PROMPT: Copy out each line of the data holding "JSON".

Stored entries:
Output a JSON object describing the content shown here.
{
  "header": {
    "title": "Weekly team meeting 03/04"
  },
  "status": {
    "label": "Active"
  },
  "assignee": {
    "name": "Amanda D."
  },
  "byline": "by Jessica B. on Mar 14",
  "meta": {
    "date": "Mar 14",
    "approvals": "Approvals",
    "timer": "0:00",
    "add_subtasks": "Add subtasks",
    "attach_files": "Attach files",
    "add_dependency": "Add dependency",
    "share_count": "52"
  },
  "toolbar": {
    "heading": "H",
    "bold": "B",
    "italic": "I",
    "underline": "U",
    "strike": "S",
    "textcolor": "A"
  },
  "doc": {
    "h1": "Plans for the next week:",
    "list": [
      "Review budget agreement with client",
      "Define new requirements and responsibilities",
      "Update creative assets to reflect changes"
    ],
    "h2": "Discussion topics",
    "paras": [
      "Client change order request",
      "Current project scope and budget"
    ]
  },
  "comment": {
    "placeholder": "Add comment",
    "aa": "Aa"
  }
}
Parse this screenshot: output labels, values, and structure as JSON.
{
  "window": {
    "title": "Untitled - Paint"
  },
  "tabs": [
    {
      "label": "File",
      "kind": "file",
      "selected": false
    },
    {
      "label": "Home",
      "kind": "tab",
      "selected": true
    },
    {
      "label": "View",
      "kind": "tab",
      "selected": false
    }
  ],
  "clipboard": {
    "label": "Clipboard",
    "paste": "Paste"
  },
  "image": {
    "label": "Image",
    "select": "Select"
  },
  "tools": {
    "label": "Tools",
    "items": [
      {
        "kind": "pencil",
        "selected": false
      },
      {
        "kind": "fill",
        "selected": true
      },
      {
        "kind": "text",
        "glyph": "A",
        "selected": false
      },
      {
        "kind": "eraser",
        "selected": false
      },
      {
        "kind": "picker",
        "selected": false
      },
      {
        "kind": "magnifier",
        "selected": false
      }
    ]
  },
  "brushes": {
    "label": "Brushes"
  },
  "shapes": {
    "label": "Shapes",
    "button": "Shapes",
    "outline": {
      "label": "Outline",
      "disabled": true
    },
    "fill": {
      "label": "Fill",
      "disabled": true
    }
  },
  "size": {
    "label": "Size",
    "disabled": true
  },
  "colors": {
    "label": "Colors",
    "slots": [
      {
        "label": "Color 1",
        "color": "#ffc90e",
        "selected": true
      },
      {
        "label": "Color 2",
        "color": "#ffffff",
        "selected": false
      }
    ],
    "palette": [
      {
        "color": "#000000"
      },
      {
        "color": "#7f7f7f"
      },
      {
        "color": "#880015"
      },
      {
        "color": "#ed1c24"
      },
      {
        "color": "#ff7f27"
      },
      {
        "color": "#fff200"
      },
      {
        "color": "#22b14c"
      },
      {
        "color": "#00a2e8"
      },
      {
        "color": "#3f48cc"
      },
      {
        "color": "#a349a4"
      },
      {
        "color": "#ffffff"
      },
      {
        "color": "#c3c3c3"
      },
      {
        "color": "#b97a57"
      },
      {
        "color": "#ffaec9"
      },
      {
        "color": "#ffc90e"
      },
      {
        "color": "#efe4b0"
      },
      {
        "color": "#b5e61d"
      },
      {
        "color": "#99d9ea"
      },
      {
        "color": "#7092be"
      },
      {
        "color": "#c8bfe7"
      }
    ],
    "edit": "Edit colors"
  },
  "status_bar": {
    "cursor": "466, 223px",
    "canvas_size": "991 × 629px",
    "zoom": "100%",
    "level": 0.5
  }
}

OUTPUT OF THE TASK:
Output a JSON object describing the content shown here.
Parse this screenshot: output labels, values, and structure as JSON.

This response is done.